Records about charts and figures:

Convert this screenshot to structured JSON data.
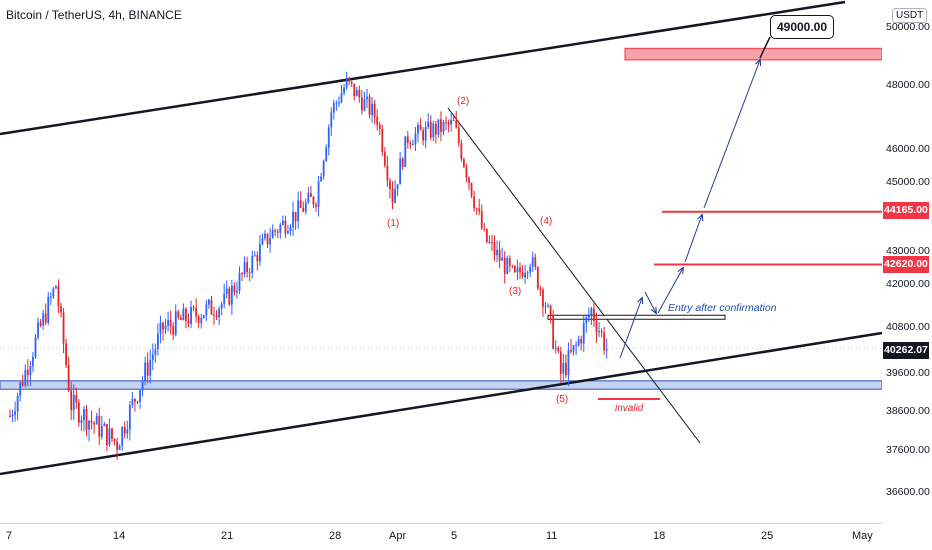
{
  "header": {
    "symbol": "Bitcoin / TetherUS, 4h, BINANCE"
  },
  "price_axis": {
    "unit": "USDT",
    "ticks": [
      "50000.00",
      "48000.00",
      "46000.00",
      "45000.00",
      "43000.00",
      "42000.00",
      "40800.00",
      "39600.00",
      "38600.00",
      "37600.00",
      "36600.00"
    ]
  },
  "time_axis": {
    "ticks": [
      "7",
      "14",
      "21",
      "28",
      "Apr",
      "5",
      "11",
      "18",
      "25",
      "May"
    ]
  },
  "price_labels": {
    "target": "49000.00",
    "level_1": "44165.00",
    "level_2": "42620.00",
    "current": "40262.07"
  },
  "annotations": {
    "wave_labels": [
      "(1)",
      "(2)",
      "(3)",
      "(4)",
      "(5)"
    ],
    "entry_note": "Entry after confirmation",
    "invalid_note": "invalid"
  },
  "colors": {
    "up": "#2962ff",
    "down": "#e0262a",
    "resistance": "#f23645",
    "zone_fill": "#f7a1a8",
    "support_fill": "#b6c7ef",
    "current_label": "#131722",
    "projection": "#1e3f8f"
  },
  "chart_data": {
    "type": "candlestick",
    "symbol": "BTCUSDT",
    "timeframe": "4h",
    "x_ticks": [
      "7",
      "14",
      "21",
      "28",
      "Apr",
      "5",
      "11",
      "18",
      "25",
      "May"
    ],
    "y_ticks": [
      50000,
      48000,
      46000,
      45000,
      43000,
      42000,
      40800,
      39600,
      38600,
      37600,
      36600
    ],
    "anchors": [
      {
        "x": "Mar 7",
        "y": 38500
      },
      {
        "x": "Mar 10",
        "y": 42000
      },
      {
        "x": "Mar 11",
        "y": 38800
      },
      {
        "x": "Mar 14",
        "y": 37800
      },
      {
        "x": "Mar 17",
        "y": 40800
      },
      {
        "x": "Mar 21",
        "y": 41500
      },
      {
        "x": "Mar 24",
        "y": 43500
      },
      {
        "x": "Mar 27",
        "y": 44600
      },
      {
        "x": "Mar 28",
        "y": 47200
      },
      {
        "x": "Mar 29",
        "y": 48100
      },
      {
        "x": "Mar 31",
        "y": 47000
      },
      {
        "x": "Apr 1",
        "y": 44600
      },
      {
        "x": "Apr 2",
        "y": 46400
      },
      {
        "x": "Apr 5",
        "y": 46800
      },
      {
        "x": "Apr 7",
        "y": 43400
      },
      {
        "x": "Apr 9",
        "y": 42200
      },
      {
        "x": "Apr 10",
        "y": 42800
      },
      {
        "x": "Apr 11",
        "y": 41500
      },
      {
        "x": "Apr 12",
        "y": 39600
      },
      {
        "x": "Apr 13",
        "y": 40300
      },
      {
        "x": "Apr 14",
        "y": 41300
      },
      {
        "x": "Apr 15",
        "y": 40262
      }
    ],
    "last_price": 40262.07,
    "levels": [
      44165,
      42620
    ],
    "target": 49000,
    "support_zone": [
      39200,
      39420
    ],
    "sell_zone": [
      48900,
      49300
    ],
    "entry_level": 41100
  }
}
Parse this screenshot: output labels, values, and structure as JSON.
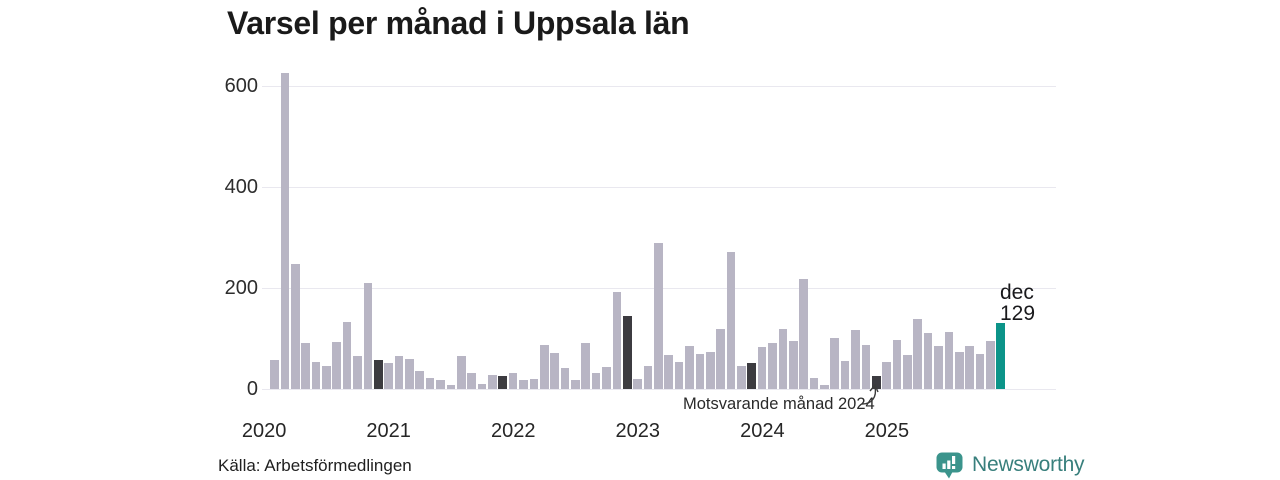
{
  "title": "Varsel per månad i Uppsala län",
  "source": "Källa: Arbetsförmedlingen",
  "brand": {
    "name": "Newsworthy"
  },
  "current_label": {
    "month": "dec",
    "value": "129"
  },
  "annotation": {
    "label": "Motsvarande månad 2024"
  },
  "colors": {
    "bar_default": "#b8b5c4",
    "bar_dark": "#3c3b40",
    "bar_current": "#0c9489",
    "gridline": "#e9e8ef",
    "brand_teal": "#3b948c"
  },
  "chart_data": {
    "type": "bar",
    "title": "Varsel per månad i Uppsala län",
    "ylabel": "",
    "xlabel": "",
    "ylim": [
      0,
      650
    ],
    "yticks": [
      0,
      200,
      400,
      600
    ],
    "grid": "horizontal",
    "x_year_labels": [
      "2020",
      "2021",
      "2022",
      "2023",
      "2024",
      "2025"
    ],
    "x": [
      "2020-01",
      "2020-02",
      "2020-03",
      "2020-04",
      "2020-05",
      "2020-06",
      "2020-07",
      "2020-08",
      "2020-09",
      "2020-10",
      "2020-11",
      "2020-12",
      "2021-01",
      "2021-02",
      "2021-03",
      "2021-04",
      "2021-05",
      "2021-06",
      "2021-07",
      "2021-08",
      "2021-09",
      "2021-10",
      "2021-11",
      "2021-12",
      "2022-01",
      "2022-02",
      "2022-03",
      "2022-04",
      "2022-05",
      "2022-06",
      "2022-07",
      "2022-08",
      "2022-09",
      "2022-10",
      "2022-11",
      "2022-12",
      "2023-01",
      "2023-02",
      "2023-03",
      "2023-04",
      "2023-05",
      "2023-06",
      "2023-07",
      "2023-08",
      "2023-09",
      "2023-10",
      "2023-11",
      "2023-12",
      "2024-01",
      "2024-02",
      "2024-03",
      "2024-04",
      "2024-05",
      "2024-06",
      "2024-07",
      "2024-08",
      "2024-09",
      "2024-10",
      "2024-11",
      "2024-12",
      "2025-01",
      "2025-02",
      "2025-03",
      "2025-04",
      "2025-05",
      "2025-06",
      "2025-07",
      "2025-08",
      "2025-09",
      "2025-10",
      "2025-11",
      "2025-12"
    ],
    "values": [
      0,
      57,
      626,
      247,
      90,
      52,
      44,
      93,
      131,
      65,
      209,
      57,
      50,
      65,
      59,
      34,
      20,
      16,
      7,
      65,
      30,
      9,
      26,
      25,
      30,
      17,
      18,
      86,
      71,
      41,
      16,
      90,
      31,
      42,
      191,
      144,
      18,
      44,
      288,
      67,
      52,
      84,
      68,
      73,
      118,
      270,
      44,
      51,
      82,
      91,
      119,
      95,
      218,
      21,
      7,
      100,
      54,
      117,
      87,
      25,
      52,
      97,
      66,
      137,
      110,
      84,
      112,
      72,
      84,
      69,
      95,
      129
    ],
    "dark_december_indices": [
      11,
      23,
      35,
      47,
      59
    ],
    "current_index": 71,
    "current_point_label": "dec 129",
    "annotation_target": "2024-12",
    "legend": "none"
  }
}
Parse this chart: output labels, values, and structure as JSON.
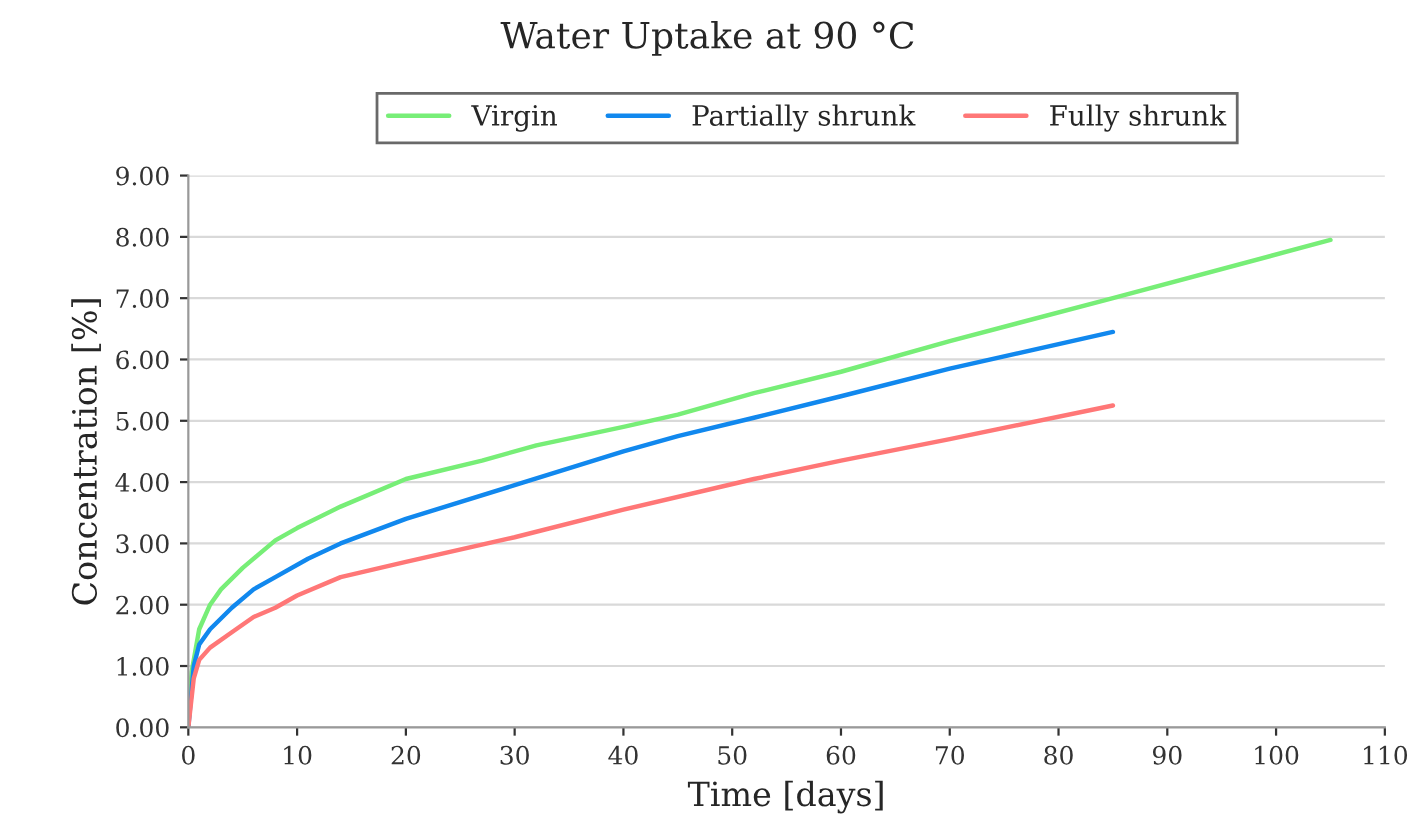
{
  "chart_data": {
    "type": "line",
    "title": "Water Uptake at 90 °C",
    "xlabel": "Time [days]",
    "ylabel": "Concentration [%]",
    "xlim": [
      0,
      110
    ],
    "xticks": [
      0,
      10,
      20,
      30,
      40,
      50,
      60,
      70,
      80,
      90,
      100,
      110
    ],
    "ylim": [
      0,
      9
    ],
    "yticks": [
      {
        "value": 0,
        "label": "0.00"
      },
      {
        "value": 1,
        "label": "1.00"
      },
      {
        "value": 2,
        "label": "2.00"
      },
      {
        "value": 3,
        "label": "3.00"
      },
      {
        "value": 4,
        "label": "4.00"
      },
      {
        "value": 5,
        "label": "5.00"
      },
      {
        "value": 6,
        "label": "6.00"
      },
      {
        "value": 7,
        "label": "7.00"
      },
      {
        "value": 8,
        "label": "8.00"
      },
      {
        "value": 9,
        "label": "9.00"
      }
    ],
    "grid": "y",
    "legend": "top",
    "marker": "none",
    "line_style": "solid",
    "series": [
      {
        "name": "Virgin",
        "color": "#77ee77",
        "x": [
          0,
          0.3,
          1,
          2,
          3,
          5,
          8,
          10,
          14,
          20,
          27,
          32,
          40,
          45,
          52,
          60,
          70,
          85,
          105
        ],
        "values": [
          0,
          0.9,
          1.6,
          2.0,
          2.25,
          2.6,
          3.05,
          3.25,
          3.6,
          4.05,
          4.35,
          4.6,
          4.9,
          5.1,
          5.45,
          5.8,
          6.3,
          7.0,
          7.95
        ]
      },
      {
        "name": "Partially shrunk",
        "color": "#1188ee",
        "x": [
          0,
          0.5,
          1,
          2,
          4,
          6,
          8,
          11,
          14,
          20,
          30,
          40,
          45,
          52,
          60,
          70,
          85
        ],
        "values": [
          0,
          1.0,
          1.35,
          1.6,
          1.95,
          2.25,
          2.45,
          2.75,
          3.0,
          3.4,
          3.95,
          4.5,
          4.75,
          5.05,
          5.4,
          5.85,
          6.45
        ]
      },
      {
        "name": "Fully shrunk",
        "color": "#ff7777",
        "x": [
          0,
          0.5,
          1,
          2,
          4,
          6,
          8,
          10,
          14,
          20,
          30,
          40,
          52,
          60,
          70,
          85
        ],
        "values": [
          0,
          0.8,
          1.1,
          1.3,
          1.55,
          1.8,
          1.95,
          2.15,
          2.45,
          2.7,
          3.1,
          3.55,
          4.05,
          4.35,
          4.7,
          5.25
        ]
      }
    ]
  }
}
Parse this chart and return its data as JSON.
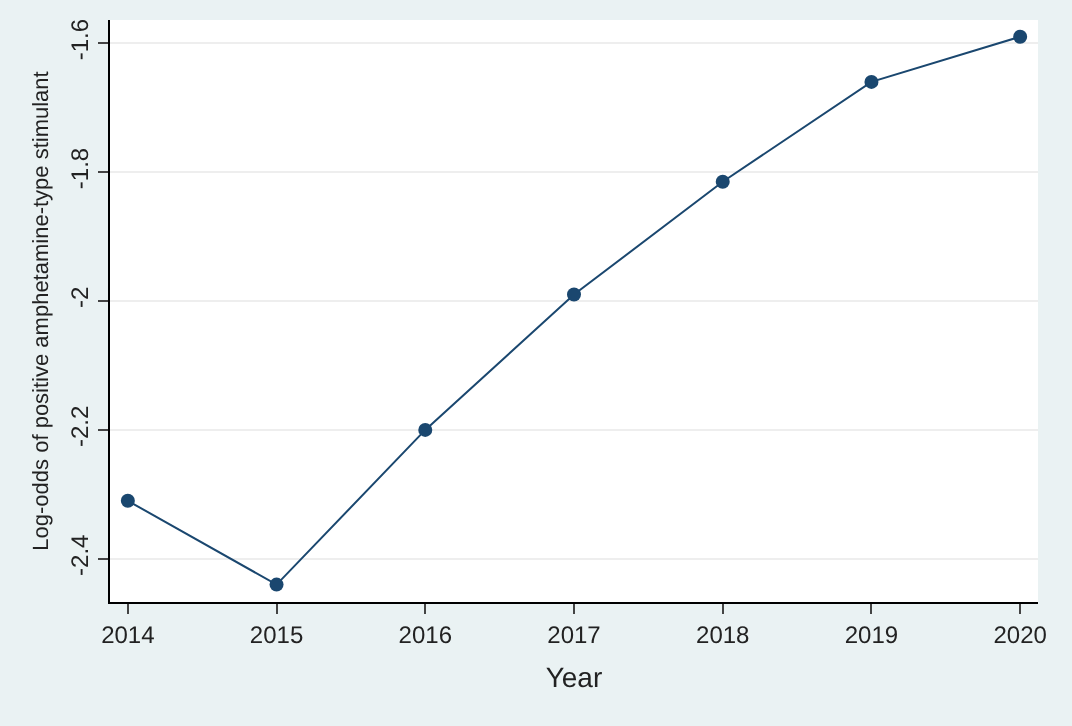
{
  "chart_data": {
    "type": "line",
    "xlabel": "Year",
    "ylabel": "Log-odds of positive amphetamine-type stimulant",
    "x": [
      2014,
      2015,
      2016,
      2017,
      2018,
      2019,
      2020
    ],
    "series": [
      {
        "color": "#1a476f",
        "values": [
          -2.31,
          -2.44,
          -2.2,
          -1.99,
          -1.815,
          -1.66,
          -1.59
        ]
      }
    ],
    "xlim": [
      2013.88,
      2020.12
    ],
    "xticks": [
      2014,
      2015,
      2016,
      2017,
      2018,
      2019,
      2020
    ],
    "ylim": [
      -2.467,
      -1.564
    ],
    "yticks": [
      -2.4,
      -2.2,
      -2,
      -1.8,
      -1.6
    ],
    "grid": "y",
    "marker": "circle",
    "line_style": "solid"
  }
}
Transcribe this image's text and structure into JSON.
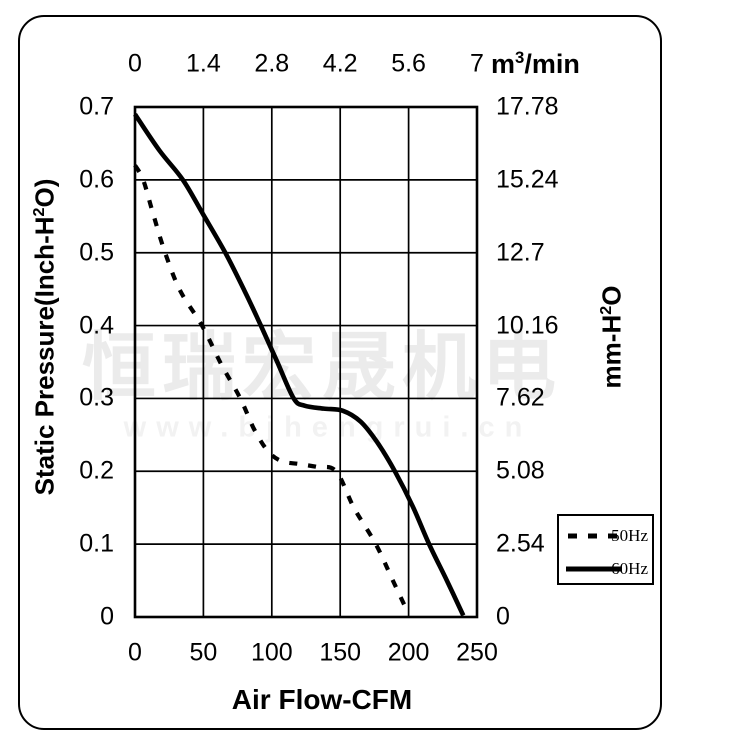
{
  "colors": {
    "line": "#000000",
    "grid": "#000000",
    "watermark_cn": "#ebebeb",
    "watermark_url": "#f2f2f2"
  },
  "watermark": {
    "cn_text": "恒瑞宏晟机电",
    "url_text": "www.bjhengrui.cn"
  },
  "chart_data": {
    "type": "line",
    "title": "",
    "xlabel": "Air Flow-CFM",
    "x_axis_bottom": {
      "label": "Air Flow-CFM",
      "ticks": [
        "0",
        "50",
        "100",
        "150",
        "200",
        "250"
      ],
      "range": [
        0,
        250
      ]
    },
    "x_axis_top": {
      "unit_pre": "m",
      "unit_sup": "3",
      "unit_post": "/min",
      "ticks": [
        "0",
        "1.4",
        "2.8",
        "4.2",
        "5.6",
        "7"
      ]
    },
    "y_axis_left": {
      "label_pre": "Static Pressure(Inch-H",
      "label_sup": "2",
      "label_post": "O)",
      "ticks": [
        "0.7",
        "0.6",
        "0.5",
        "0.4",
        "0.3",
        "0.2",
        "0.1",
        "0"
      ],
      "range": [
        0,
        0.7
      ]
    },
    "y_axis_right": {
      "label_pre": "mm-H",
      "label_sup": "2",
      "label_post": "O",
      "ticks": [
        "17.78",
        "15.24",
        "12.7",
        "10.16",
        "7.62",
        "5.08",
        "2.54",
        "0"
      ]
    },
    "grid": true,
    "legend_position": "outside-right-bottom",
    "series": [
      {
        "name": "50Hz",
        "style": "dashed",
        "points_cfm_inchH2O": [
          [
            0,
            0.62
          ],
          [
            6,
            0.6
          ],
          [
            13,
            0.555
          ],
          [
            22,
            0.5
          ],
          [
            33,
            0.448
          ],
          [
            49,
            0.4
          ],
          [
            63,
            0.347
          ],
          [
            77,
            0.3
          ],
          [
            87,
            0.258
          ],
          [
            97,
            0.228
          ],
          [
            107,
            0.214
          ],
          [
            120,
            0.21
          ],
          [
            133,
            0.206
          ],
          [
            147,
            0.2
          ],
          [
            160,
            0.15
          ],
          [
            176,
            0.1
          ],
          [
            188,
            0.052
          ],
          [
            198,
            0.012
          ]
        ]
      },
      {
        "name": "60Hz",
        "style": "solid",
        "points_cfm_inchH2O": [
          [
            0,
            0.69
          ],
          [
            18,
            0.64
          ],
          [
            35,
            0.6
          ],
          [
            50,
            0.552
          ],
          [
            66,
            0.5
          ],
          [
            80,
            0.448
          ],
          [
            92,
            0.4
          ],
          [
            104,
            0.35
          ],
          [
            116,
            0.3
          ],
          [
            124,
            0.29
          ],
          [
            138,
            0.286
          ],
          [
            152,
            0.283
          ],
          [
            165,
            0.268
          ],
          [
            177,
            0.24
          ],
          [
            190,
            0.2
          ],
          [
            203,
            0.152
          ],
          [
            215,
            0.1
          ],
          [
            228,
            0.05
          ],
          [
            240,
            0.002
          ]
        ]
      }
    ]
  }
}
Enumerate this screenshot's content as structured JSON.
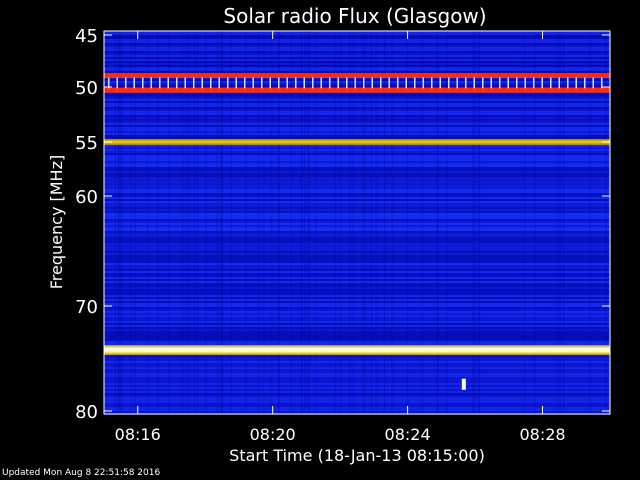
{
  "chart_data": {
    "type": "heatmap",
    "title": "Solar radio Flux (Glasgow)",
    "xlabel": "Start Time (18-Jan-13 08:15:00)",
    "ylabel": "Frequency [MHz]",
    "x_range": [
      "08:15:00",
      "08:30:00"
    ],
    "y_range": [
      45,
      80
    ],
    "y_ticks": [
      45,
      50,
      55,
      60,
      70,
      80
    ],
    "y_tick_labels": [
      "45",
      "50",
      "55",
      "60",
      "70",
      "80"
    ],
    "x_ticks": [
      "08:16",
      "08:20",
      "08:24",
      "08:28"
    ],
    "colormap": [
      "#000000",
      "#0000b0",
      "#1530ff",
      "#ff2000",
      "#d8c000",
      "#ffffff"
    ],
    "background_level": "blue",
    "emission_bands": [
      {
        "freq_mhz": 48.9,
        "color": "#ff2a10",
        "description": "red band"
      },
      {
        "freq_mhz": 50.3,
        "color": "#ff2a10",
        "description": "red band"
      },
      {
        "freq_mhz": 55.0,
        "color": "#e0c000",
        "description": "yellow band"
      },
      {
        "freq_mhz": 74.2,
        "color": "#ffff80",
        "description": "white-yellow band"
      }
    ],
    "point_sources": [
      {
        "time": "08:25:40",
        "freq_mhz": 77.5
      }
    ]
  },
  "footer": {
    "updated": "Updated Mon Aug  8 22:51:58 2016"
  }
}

**Work to complete**.
Note how many lines in the material hold the word "månad", and give that number with nothing added.

**Exercise solution**.
3